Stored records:
▼
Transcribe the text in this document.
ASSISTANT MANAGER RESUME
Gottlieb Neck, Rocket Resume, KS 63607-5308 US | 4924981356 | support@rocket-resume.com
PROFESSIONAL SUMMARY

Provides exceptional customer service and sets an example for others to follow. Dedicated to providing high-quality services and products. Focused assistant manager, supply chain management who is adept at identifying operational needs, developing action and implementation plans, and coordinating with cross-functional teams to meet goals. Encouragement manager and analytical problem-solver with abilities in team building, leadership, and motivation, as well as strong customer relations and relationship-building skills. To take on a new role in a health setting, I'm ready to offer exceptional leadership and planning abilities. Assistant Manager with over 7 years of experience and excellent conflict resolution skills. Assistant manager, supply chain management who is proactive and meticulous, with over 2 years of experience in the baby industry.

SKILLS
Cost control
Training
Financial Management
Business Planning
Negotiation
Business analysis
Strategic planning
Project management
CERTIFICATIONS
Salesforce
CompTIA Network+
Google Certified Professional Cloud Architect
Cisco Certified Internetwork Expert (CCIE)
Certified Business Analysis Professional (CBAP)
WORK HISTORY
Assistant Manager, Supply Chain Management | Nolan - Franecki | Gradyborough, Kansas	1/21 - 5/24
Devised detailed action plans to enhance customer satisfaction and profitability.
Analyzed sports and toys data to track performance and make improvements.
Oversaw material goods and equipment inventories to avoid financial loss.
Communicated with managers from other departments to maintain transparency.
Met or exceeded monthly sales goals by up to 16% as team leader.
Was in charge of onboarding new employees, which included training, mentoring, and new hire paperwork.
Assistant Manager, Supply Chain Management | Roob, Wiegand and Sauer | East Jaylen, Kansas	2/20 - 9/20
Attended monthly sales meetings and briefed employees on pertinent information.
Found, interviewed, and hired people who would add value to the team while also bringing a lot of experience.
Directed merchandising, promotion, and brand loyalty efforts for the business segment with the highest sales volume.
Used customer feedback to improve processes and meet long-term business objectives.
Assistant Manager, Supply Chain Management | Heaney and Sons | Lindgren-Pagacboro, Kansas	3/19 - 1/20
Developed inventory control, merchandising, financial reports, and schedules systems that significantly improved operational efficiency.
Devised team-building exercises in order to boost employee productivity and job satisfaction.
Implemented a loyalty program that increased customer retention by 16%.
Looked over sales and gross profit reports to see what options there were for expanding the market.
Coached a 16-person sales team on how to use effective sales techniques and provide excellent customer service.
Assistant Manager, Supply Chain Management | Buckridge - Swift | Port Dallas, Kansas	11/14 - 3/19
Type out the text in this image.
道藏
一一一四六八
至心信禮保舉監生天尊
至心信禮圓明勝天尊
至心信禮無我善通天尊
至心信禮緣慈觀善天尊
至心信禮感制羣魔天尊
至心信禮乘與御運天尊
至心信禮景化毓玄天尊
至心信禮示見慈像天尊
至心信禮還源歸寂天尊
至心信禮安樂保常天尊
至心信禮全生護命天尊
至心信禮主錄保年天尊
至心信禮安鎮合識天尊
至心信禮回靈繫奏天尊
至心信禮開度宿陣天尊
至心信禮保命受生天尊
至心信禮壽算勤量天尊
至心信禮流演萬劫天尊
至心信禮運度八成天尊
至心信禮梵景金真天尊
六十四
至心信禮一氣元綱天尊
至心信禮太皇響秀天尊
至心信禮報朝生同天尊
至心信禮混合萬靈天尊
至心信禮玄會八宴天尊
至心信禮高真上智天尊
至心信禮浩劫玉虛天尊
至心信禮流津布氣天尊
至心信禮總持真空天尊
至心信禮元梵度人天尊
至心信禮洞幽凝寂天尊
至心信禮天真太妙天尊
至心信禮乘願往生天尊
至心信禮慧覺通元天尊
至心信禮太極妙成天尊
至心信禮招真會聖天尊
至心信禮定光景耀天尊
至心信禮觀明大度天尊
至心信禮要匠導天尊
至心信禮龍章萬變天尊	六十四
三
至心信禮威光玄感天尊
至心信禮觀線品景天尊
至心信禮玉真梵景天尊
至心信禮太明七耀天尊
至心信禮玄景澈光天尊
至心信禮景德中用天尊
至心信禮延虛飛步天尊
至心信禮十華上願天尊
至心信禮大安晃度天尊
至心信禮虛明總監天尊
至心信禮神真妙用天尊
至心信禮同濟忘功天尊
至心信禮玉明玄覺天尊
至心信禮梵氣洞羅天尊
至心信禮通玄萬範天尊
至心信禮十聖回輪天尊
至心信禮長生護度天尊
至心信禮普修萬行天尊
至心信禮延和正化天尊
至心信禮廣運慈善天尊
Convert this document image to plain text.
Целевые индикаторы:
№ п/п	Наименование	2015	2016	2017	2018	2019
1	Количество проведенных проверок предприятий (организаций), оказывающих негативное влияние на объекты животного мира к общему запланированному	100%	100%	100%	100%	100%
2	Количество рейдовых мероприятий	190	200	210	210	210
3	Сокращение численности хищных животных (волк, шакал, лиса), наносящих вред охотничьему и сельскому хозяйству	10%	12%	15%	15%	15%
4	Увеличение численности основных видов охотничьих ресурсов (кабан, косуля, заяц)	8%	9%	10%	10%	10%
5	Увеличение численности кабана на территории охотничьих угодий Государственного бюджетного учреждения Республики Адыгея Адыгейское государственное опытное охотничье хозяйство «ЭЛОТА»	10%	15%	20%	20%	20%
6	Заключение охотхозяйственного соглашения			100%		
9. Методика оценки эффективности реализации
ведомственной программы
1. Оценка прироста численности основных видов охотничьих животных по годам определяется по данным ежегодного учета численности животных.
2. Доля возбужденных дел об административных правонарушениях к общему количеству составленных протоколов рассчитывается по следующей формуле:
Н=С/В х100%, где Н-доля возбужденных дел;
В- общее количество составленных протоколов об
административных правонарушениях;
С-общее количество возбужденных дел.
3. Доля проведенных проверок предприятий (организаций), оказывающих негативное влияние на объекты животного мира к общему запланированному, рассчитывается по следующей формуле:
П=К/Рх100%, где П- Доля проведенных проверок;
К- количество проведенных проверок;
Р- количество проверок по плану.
▲
Given instruction: Output the entries exactly.

Solved problem:
Transcribe the text in this document.
ASSISTANT MANAGER RESUME
Gottlieb Neck, Rocket Resume, KS 63607-5308 US | 4924981356 | support@rocket-resume.com
PROFESSIONAL SUMMARY

Provides exceptional customer service and sets an example for others to follow. Dedicated to providing high-quality services and products. Focused assistant manager, supply chain management who is adept at identifying operational needs, developing action and implementation plans, and coordinating with cross-functional teams to meet goals. Encouragement manager and analytical problem-solver with abilities in team building, leadership, and motivation, as well as strong customer relations and relationship-building skills. To take on a new role in a health setting, I'm ready to offer exceptional leadership and planning abilities. Assistant Manager with over 7 years of experience and excellent conflict resolution skills. Assistant manager, supply chain management who is proactive and meticulous, with over 2 years of experience in the baby industry.

SKILLS
Cost control
Training
Financial Management
Business Planning
Negotiation
Business analysis
Strategic planning
Project management
CERTIFICATIONS
Salesforce
CompTIA Network+
Google Certified Professional Cloud Architect
Cisco Certified Internetwork Expert (CCIE)
Certified Business Analysis Professional (CBAP)
WORK HISTORY
Assistant Manager, Supply Chain Management | Nolan - Franecki | Gradyborough, Kansas	1/21 - 5/24
Devised detailed action plans to enhance customer satisfaction and profitability.
Analyzed sports and toys data to track performance and make improvements.
Oversaw material goods and equipment inventories to avoid financial loss.
Communicated with managers from other departments to maintain transparency.
Met or exceeded monthly sales goals by up to 16% as team leader.
Was in charge of onboarding new employees, which included training, mentoring, and new hire paperwork.
Assistant Manager, Supply Chain Management | Roob, Wiegand and Sauer | East Jaylen, Kansas	2/20 - 9/20
Attended monthly sales meetings and briefed employees on pertinent information.
Found, interviewed, and hired people who would add value to the team while also bringing a lot of experience.
Directed merchandising, promotion, and brand loyalty efforts for the business segment with the highest sales volume.
Used customer feedback to improve processes and meet long-term business objectives.
Assistant Manager, Supply Chain Management | Heaney and Sons | Lindgren-Pagacboro, Kansas	3/19 - 1/20
Developed inventory control, merchandising, financial reports, and schedules systems that significantly improved operational efficiency.
Devised team-building exercises in order to boost employee productivity and job satisfaction.
Implemented a loyalty program that increased customer retention by 16%.
Looked over sales and gross profit reports to see what options there were for expanding the market.
Coached a 16-person sales team on how to use effective sales techniques and provide excellent customer service.
Assistant Manager, Supply Chain Management | Buckridge - Swift | Port Dallas, Kansas	11/14 - 3/19
Type out the text in this image.
道藏
一一一四六八
至心信禮保舉監生天尊
至心信禮圓明勝天尊
至心信禮無我善通天尊
至心信禮緣慈觀善天尊
至心信禮感制羣魔天尊
至心信禮乘與御運天尊
至心信禮景化毓玄天尊
至心信禮示見慈像天尊
至心信禮還源歸寂天尊
至心信禮安樂保常天尊
至心信禮全生護命天尊
至心信禮主錄保年天尊
至心信禮安鎮合識天尊
至心信禮回靈繫奏天尊
至心信禮開度宿陣天尊
至心信禮保命受生天尊
至心信禮壽算勤量天尊
至心信禮流演萬劫天尊
至心信禮運度八成天尊
至心信禮梵景金真天尊
六十四
至心信禮一氣元綱天尊
至心信禮太皇響秀天尊
至心信禮報朝生同天尊
至心信禮混合萬靈天尊
至心信禮玄會八宴天尊
至心信禮高真上智天尊
至心信禮浩劫玉虛天尊
至心信禮流津布氣天尊
至心信禮總持真空天尊
至心信禮元梵度人天尊
至心信禮洞幽凝寂天尊
至心信禮天真太妙天尊
至心信禮乘願往生天尊
至心信禮慧覺通元天尊
至心信禮太極妙成天尊
至心信禮招真會聖天尊
至心信禮定光景耀天尊
至心信禮觀明大度天尊
至心信禮要匠導天尊
至心信禮龍章萬變天尊	六十四
三
至心信禮威光玄感天尊
至心信禮觀線品景天尊
至心信禮玉真梵景天尊
至心信禮太明七耀天尊
至心信禮玄景澈光天尊
至心信禮景德中用天尊
至心信禮延虛飛步天尊
至心信禮十華上願天尊
至心信禮大安晃度天尊
至心信禮虛明總監天尊
至心信禮神真妙用天尊
至心信禮同濟忘功天尊
至心信禮玉明玄覺天尊
至心信禮梵氣洞羅天尊
至心信禮通玄萬範天尊
至心信禮十聖回輪天尊
至心信禮長生護度天尊
至心信禮普修萬行天尊
至心信禮延和正化天尊
至心信禮廣運慈善天尊
Convert this document image to plain text.
Целевые индикаторы:
№ п/п	Наименование	2015	2016	2017	2018	2019
1	Количество проведенных проверок предприятий (организаций), оказывающих негативное влияние на объекты животного мира к общему запланированному	100%	100%	100%	100%	100%
2	Количество рейдовых мероприятий	190	200	210	210	210
3	Сокращение численности хищных животных (волк, шакал, лиса), наносящих вред охотничьему и сельскому хозяйству	10%	12%	15%	15%	15%
4	Увеличение численности основных видов охотничьих ресурсов (кабан, косуля, заяц)	8%	9%	10%	10%	10%
5	Увеличение численности кабана на территории охотничьих угодий Государственного бюджетного учреждения Республики Адыгея Адыгейское государственное опытное охотничье хозяйство «ЭЛОТА»	10%	15%	20%	20%	20%
6	Заключение охотхозяйственного соглашения			100%		
9. Методика оценки эффективности реализации
ведомственной программы
1. Оценка прироста численности основных видов охотничьих животных по годам определяется по данным ежегодного учета численности животных.
2. Доля возбужденных дел об административных правонарушениях к общему количеству составленных протоколов рассчитывается по следующей формуле:
Н=С/В х100%, где Н-доля возбужденных дел;
В- общее количество составленных протоколов об
административных правонарушениях;
С-общее количество возбужденных дел.
3. Доля проведенных проверок предприятий (организаций), оказывающих негативное влияние на объекты животного мира к общему запланированному, рассчитывается по следующей формуле:
П=К/Рх100%, где П- Доля проведенных проверок;
К- количество проведенных проверок;
Р- количество проверок по плану.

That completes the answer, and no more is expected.